DATA RECORDS:
'''

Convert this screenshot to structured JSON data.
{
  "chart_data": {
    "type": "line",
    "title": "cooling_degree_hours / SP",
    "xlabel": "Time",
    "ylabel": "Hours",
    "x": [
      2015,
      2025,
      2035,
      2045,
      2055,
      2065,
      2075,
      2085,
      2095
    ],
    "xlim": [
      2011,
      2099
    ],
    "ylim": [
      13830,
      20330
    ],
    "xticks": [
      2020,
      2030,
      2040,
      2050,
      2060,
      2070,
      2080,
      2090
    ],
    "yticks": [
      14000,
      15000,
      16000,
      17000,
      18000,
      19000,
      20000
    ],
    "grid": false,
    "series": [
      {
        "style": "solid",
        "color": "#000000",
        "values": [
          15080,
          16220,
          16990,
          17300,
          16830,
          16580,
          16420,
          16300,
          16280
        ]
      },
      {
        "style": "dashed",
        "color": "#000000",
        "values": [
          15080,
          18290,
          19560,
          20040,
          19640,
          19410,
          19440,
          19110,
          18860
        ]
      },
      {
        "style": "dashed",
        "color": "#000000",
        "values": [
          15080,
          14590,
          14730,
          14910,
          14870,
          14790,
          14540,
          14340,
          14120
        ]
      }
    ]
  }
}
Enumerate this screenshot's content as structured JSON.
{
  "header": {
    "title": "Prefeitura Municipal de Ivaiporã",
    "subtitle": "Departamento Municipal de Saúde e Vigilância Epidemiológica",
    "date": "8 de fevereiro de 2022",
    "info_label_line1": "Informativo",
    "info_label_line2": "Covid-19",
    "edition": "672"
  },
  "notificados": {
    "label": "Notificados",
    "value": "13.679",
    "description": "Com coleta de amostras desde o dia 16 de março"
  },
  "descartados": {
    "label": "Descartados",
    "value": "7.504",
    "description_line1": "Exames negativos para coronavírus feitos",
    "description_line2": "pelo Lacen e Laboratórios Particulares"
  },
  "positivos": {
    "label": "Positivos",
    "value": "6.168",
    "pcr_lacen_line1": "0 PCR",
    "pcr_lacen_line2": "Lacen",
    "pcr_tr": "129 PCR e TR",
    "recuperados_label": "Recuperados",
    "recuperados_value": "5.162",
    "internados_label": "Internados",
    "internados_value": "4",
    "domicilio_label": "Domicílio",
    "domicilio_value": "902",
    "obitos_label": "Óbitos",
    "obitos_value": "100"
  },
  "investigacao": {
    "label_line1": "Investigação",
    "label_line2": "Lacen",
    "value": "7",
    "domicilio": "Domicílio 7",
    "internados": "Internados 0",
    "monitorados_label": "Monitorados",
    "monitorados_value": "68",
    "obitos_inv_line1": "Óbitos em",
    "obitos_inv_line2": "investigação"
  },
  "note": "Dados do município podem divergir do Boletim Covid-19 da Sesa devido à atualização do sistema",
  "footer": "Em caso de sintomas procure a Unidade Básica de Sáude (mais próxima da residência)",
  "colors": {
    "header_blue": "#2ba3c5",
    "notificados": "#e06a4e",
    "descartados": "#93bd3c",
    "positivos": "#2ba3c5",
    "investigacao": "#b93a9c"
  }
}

'''

AIM OF THE TASK:
Check each line above for the word "investigacao" and copy the ones that have it.

WRITTEN SOLUTION:
  "investigacao": {
    "investigacao": "#b93a9c"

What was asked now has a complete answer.